Eh bien oui, vous me croirez si voulez, mais les choses changent en mieux, à la longue certes, mais il est possible d’éduquer le public pour peu qu’on y mette les moyens et beaucoup de bon sens. Avez-vous ainsi remarqué qu’il est devenu aujourd’hui rarissime, à l’opéra comme au concert, de surprendre une sonnerie de portable intempestive ? Les interventions en voix off en début de soirée comme les stridulations de sonnettes amplifiées dans les théâtres sont pratiquement venues à bout de la négligence d’un public mal élevé.

Là où tout reste à faire, en revanche, c’est dans la lutte contre les quintes de toux. Dernier exemple en date, le concert du Philharmonique de Radio France salle Pleyel, le 23 février, où l’entrée du piano au premier mouvement du 2e Concerto de Chopin a été presque inaudible en raison de la grossièreté de certains qui ont éprouvé le besoin d’expectorer à gorge déployée à ce moment précis. Et ils ne se sont pas arrêtés là : l’auditeur moyen auquel je me flatte de ressembler fut bien incapable de se concentrer sur la musique durant la totalité du mouvement introductif, les beaufs semblant s’être donné le mot pour se faire écho d’un bout de la salle à l’autre !

Une oreille exercée percevait sans peine que les musiciens eux-mêmes, soliste compris, ne sortaient pas indemnes de ce traitement inadmissible de la part d’un public qui s’imagine qu’il achète avec le prix du billet le droit d’importuner en toute impunité les artistes comme ses voisins. Il se trouve que la présence au clavier d’Evgeny Kissin dans une forme extraordinaire a rendu la soirée inoubliable pour les vrais mélomanes. Mais il avait fallu sacrifier tout un mouvement à la vulgarité et à la grossièreté de certains individus des deux sexes.

◆ Entrées enregistrées
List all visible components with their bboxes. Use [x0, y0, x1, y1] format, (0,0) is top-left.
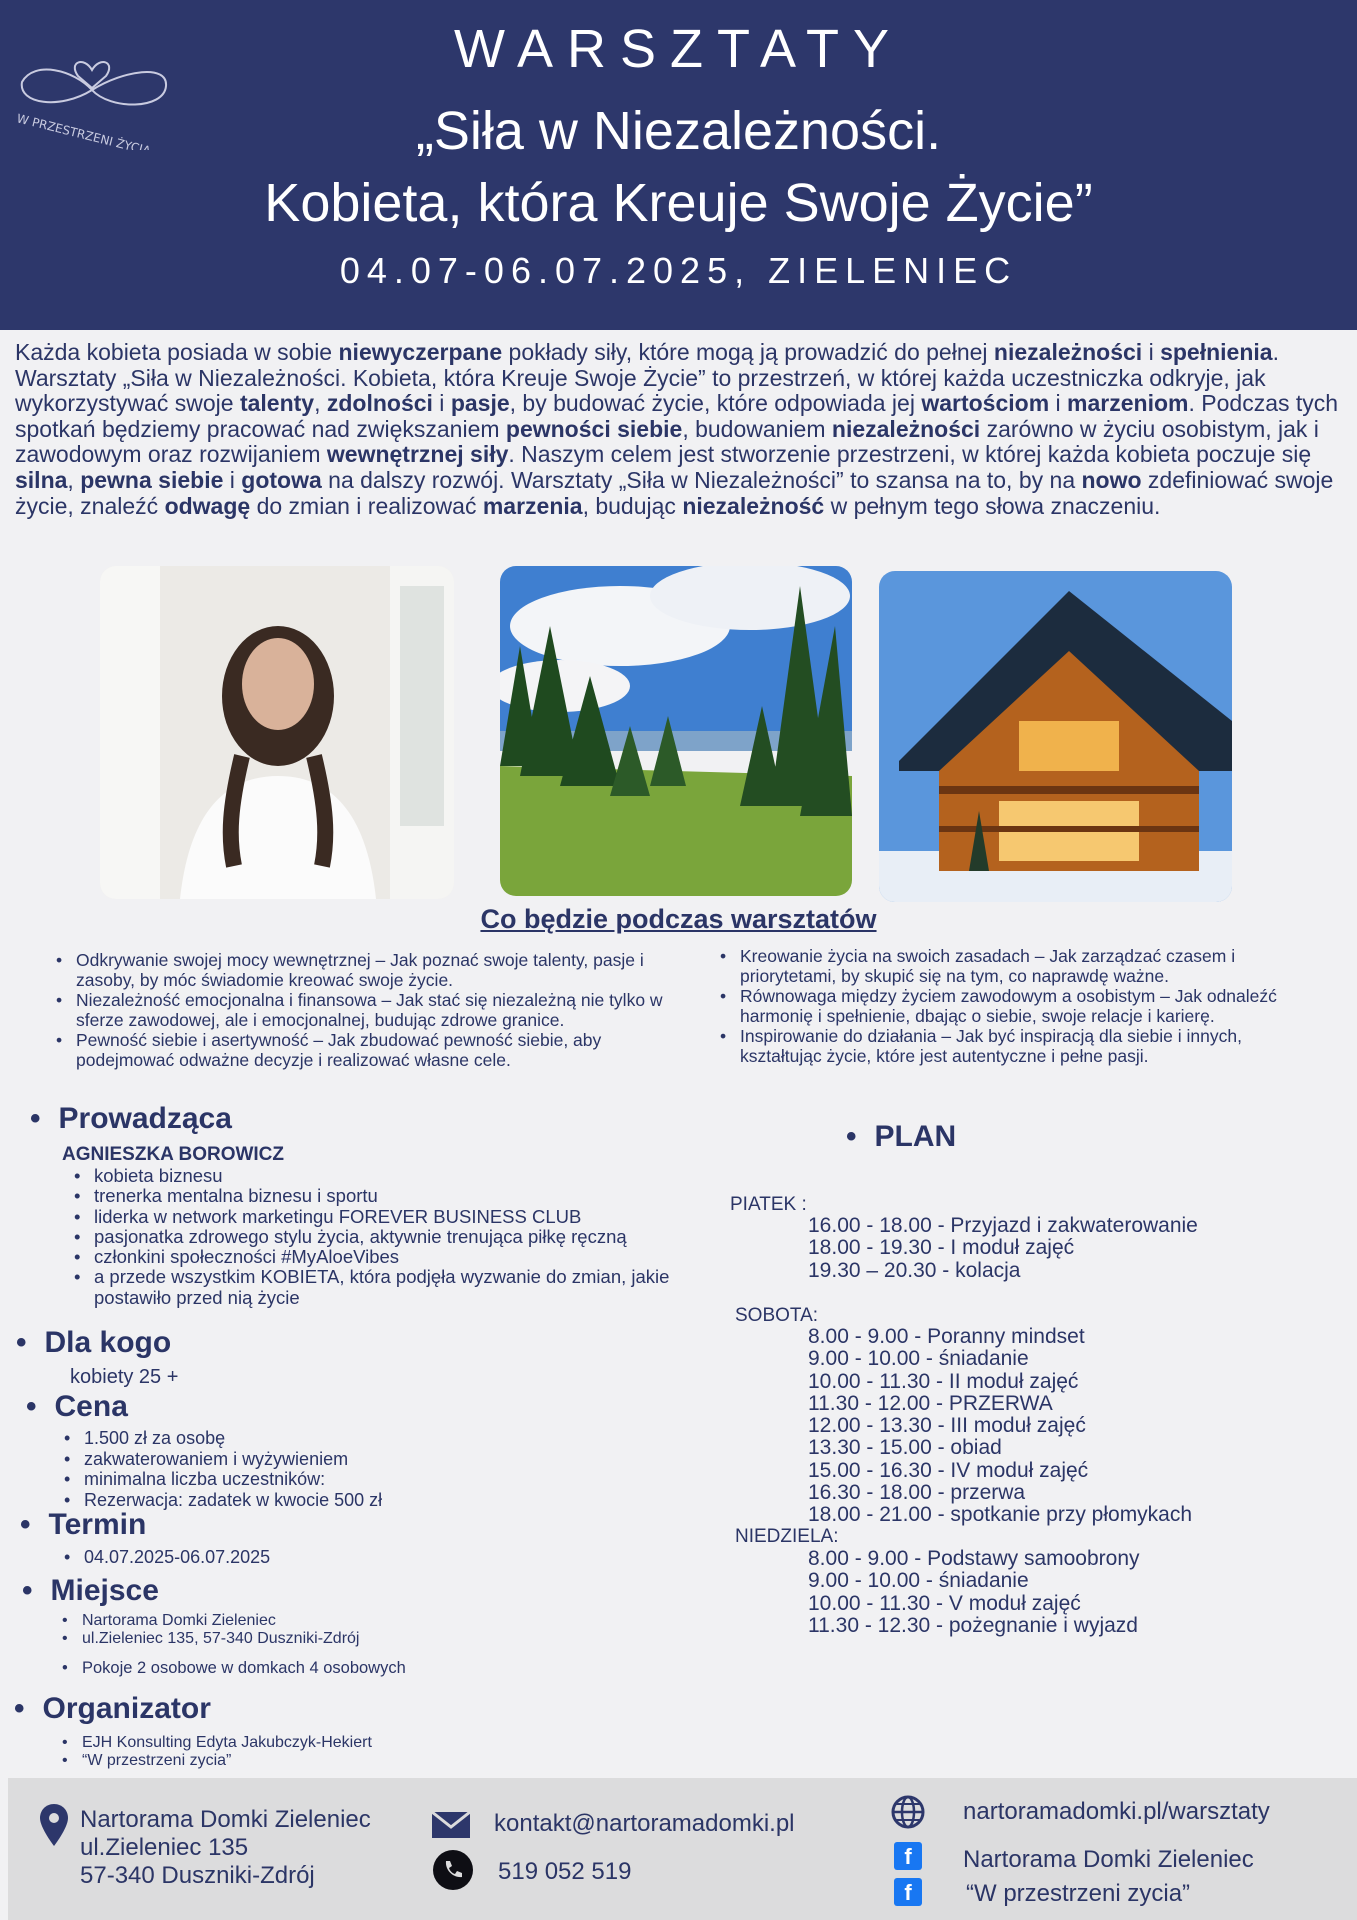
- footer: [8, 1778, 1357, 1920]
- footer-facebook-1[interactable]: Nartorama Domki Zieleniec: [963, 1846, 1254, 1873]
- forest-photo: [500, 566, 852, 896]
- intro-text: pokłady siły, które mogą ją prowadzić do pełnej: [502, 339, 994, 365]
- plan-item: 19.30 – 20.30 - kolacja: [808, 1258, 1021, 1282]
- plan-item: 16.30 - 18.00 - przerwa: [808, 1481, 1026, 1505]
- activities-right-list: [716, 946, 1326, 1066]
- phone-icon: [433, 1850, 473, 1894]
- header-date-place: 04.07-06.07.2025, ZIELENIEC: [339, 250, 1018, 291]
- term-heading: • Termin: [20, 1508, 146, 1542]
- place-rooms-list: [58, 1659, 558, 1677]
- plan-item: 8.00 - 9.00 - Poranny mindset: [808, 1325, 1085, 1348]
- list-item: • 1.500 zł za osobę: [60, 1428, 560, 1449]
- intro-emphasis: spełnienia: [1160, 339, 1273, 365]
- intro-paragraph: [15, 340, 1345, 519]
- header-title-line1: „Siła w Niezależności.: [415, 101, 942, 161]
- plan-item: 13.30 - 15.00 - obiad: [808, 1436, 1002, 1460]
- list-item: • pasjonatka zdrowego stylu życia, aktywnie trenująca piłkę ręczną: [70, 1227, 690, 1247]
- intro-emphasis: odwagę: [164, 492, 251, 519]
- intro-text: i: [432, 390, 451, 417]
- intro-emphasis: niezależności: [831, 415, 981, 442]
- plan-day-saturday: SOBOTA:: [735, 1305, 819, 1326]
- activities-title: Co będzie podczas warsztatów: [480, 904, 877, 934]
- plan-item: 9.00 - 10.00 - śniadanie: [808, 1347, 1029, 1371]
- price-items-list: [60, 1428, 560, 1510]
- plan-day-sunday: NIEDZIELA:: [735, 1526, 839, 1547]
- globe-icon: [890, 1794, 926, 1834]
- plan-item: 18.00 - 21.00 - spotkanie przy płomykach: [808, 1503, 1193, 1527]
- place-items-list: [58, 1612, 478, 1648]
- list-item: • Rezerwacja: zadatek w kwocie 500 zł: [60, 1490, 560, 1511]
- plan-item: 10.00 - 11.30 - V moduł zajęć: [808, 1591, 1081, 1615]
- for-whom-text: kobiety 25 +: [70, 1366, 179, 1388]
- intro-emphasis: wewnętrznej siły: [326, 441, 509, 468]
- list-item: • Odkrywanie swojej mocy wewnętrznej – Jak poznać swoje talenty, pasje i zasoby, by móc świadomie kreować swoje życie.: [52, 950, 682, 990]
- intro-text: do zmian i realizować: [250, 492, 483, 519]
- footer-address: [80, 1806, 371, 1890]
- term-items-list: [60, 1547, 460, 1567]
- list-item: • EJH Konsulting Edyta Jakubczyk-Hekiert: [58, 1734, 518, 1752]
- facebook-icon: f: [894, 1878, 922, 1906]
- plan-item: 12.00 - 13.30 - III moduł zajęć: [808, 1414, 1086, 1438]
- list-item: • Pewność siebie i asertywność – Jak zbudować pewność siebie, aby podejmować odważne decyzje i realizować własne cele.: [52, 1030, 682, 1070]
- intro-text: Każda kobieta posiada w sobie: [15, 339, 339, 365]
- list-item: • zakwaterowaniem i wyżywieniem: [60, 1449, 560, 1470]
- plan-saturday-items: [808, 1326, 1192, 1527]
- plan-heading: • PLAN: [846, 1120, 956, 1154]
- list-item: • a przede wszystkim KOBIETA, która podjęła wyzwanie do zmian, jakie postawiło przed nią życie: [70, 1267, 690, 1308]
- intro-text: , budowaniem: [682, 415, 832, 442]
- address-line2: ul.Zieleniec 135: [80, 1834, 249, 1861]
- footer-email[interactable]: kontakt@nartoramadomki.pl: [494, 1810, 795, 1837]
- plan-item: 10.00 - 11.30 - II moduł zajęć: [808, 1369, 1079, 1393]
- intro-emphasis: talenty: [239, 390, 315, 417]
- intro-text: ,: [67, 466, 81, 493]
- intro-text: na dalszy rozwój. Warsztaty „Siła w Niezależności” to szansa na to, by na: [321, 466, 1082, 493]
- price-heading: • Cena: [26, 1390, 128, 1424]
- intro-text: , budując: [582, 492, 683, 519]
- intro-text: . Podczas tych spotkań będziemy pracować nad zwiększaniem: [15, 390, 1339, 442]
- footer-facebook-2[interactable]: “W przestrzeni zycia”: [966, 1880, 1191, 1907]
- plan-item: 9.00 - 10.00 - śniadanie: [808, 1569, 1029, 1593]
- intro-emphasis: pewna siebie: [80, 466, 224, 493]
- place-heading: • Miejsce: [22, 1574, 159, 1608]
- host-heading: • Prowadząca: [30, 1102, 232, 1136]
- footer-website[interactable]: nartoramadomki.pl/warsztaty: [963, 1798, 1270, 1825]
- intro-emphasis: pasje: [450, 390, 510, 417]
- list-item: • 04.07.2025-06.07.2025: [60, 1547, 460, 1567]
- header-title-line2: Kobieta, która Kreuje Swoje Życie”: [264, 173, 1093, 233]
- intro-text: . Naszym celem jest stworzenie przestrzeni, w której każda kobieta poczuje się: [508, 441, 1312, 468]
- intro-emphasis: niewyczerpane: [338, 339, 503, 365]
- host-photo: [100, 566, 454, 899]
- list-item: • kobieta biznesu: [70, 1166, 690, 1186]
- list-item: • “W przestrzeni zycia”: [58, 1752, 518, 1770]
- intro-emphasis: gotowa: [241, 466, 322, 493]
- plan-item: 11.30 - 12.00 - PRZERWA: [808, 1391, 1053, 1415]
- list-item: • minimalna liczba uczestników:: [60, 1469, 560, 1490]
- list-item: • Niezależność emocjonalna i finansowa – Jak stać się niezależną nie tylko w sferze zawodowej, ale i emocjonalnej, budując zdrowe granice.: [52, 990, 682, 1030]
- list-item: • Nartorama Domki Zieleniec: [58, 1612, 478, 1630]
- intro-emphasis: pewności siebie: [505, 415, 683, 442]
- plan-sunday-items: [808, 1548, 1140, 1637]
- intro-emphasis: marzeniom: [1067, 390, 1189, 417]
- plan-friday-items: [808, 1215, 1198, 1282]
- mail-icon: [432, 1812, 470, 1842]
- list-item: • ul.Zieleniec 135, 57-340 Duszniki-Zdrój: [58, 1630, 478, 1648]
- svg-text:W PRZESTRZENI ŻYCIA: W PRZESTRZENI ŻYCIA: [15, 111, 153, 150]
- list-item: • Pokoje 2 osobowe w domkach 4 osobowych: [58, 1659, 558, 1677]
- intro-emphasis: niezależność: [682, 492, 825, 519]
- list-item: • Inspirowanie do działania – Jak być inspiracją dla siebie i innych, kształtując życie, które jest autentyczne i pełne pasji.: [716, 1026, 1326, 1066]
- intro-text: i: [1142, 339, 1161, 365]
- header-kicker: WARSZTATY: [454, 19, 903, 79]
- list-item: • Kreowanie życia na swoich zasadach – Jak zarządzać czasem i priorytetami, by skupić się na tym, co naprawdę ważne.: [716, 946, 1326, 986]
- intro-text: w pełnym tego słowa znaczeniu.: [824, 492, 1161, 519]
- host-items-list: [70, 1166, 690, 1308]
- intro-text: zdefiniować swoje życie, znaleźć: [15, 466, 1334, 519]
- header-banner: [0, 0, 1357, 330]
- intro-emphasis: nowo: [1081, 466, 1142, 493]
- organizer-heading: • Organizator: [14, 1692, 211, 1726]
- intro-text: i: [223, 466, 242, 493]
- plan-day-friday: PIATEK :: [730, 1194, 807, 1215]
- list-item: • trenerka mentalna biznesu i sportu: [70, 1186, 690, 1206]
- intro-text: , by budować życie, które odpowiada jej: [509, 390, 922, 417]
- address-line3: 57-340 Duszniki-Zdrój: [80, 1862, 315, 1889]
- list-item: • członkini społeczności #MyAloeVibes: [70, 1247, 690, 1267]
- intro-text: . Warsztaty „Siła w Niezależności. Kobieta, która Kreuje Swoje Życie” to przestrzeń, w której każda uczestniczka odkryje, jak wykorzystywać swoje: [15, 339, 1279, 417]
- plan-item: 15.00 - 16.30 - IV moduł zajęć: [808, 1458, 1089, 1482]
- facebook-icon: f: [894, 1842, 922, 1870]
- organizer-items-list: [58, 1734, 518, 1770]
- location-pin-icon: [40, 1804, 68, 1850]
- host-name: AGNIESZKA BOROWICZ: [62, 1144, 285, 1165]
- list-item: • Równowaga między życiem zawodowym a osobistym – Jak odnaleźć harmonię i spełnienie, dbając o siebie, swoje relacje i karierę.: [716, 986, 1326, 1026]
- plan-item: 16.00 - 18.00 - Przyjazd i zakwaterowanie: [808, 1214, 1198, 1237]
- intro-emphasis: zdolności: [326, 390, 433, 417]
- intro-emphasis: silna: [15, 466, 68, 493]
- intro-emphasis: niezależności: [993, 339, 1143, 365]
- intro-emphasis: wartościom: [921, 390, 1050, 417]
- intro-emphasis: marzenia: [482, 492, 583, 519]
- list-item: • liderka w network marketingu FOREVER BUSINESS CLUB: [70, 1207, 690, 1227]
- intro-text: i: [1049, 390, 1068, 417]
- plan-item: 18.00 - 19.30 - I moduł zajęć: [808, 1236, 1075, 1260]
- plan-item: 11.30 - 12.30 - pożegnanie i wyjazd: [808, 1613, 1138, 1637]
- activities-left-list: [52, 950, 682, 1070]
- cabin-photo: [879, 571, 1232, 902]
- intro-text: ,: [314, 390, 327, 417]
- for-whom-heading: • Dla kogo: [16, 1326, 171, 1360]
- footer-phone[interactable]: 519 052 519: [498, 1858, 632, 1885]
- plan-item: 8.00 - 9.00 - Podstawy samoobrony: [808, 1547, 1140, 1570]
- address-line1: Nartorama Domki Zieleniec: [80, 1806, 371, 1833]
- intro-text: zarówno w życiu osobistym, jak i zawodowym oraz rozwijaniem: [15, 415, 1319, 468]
* * *
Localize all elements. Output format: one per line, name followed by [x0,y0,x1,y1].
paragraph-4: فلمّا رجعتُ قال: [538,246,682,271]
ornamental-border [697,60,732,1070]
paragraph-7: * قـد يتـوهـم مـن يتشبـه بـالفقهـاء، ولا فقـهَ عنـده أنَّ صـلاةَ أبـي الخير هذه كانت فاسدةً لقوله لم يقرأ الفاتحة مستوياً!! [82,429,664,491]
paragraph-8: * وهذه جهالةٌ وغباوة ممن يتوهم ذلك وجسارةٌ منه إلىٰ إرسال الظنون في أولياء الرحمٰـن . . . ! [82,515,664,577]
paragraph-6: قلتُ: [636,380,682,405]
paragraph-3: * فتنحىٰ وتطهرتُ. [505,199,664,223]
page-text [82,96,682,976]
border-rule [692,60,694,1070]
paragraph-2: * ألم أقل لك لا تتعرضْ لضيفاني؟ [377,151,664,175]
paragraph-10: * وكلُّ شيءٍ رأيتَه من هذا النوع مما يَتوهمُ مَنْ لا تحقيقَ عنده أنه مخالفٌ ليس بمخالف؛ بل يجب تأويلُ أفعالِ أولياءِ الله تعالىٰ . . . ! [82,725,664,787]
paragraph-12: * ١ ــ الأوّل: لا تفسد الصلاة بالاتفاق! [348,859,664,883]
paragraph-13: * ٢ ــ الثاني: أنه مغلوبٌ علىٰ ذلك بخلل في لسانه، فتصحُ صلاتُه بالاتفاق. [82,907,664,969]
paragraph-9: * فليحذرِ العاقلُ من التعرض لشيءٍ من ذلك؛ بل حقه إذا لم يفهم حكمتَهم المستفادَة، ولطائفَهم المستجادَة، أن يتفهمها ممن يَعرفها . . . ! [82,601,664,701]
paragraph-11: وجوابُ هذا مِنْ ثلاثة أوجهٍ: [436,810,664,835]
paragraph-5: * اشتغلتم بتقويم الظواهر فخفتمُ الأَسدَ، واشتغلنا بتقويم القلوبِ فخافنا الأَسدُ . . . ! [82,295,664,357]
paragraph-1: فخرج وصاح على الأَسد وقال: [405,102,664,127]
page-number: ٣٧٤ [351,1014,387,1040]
...
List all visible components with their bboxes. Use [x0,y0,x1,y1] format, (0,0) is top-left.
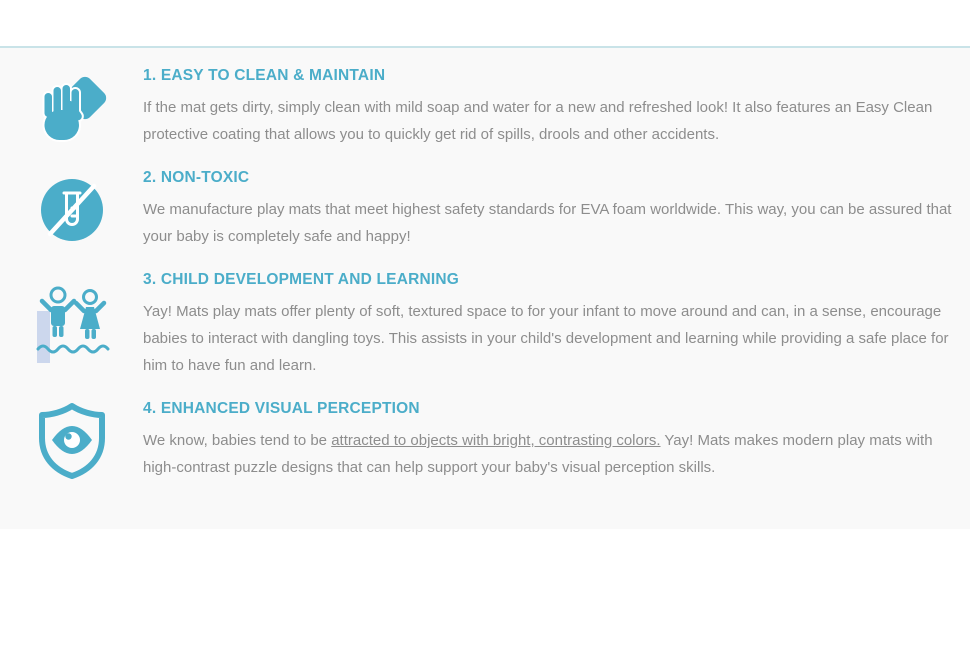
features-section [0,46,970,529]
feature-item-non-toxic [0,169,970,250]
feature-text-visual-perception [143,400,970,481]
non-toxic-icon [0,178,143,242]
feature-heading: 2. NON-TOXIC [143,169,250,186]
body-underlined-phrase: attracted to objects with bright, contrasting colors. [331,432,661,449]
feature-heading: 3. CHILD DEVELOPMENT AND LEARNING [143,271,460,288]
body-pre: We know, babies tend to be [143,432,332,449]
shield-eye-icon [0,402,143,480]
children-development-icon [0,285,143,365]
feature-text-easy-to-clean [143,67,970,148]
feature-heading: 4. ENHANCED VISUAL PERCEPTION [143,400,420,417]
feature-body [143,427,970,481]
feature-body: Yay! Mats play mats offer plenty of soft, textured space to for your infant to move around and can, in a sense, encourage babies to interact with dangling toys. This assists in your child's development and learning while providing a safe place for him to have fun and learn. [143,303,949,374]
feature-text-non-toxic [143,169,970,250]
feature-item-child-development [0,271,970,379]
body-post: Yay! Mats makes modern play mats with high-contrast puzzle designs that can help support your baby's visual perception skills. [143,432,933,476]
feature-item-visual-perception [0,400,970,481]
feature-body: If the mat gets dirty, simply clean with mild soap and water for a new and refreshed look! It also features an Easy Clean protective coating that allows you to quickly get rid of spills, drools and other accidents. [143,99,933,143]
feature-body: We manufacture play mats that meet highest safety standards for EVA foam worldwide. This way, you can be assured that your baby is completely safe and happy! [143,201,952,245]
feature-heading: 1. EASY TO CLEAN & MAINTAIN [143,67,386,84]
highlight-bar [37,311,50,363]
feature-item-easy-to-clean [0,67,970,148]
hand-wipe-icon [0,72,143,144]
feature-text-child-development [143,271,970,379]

◆ Série de tâches
A: Résumez en deux phrases le texte sur les nuisances sonores au concert.
B: Poursuivez le texte sur les quintes de toux au concert à partir de sa dernière phrase.
Les entrées n'interviennent en rien ici.

◆ Réponses ci-dessous
A: Grâce aux annonces en voix off et aux sonneries amplifiées, les sonneries de portable sont devenues rarissimes à l'opéra comme au concert, mais la lutte contre les quintes de toux reste entièrement à mener. Le 23 février, salle Pleyel, des toux incessantes ont gâché tout le premier mouvement du 2e Concerto de Chopin, sans empêcher Evgeny Kissin, dans une forme extraordinaire, de rendre la soirée inoubliable.

B:
Ce n’est tout de même pas trop demander que d’apprendre à tousser dans son mouchoir - fût-il de papier ! – dans son cache-col, voire dans sa manche de veste ou de manteau ! Or, les conditions d’une bonne écoute constituent quand même le minimum du confort que les responsables de salles de concerts doivent à leurs clients… Alors, il faut donc leur redire une nouvelle fois (nous l’avons déjà fait la saison dernière…) qu’il leur suffit de s’inspirer de leurs collègues anglo-saxons en consacrant une demi page, voire toute une page, de leurs précieux programmes à des pictogrammes montrant aux catarrheux chroniques et satisfaits d’eux-mêmes comment s’y prendre pour faire moins de bruit en expectorant.

Mais eux qui sont toujours en quête de mécènes, que ne proposent-ils pas à un fabricant de mouchoirs en papier de distribuer des échantillons de leur marchandise avec un petit logo à l’entrée de la salle ! Il n’est pas interdit dans le même temps de s’interroger sur les raisons véritables et sociologiques d’une attitude aussi anti-musicale de la part de gens qui ont du moins l’excuse d’être novices au concert et d’avoir quitté leurs pantoufles, leur scotch et l’écran plat de leur salon à l’invitation d’une firme quelconque qui a cru leur faire plaisir. Cette inculture musicale constitue en quelque sorte un effet secondaire du mécénat… Je ne plaisante pas. Et il serait bon de commencer à y réfléchir dans la perspective de la fameuse Philharmonie de Paris dont il faudra bien remplir les 2.400 fauteuils, si on l’ouvre un jour.

Ou bien, on continuera sur la lancée actuelle à faire appel au mécénat d’entreprise avec les risques et les couacs qu’on vient de voir, ou bien il faudra bien se décider à baisser de façon drastique le prix des places pour permettre à la classe moyenne qui conserve encore de l’intérêt pour la culture, mais dont le pouvoir d’achat baisse cruellement et qui préfère investir dans des biens durables comme le livre, le CD ou le DVD, d’y venir régulièrement. A ceux qui phosphorent sur ce grandiose projet, je soumettrai en conclusion une « chose vue » l’an dernier lors d’un reportage d’une de nos chaînes publiques sur des personnes contraintes à faire les poubelles des grandes surfaces. Pourquoi venez-vous ici, demande le journaliste à un homme grisonnant : « pour pouvoir m’acheter des disques de Michel Chapuis. »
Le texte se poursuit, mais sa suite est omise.